## Written problem
Exactly as written, transcribe the lines that run from the one containing "Output the text content of this document." to the end of the records below.

## Data extract
........

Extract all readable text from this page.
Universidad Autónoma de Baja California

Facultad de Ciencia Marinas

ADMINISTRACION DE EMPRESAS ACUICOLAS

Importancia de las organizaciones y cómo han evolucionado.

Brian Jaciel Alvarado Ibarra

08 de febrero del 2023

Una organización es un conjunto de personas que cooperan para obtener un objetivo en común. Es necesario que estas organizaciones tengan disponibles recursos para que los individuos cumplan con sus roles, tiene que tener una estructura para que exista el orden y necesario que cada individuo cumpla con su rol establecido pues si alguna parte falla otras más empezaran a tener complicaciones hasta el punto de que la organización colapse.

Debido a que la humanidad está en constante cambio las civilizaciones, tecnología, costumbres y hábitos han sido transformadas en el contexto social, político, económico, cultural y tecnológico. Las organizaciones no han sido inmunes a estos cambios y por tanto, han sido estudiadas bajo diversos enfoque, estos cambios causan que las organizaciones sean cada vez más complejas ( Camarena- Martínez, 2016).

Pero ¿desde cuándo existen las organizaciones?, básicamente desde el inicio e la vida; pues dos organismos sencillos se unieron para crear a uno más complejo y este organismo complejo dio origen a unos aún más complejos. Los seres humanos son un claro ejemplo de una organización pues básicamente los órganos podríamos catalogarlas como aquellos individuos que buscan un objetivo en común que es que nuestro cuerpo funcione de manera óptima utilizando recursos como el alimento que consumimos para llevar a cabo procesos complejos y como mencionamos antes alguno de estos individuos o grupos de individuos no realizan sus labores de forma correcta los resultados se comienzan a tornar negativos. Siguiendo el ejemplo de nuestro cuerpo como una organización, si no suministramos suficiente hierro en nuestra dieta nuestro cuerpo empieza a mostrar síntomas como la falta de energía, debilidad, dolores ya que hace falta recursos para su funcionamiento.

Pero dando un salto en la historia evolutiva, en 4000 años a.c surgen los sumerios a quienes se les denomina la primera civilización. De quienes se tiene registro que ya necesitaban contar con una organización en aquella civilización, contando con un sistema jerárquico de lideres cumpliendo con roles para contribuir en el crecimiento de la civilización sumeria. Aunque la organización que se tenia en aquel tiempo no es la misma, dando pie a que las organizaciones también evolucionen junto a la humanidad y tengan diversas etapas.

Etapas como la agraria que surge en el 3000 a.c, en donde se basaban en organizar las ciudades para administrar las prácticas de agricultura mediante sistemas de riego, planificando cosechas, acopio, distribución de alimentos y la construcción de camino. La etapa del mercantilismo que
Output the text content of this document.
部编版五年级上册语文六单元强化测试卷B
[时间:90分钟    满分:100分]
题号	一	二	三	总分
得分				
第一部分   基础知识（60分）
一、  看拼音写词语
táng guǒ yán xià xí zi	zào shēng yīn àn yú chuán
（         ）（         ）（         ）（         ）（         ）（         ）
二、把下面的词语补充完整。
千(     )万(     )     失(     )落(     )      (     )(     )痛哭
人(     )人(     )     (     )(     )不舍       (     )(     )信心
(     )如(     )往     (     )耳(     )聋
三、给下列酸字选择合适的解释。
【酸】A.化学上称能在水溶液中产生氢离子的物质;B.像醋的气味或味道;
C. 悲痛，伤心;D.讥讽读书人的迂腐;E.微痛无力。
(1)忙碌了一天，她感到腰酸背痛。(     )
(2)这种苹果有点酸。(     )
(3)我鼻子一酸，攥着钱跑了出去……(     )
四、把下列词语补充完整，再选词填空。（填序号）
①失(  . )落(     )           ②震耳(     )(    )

........

## Reply to the exercise
Output the text content of this document.
部编版五年级上册语文六单元强化测试卷B
[时间:90分钟    满分:100分]
题号	一	二	三	总分
得分				
第一部分   基础知识（60分）
一、  看拼音写词语
táng guǒ yán xià xí zi	zào shēng yīn àn yú chuán
（         ）（         ）（         ）（         ）（         ）（         ）
二、把下面的词语补充完整。
千(     )万(     )     失(     )落(     )      (     )(     )痛哭
人(     )人(     )     (     )(     )不舍       (     )(     )信心
(     )如(     )往     (     )耳(     )聋
三、给下列酸字选择合适的解释。
【酸】A.化学上称能在水溶液中产生氢离子的物质;B.像醋的气味或味道;
C. 悲痛，伤心;D.讥讽读书人的迂腐;E.微痛无力。
(1)忙碌了一天，她感到腰酸背痛。(     )
(2)这种苹果有点酸。(     )
(3)我鼻子一酸，攥着钱跑了出去……(     )
四、把下列词语补充完整，再选词填空。（填序号）
①失(  . )落(     )           ②震耳(     )(    )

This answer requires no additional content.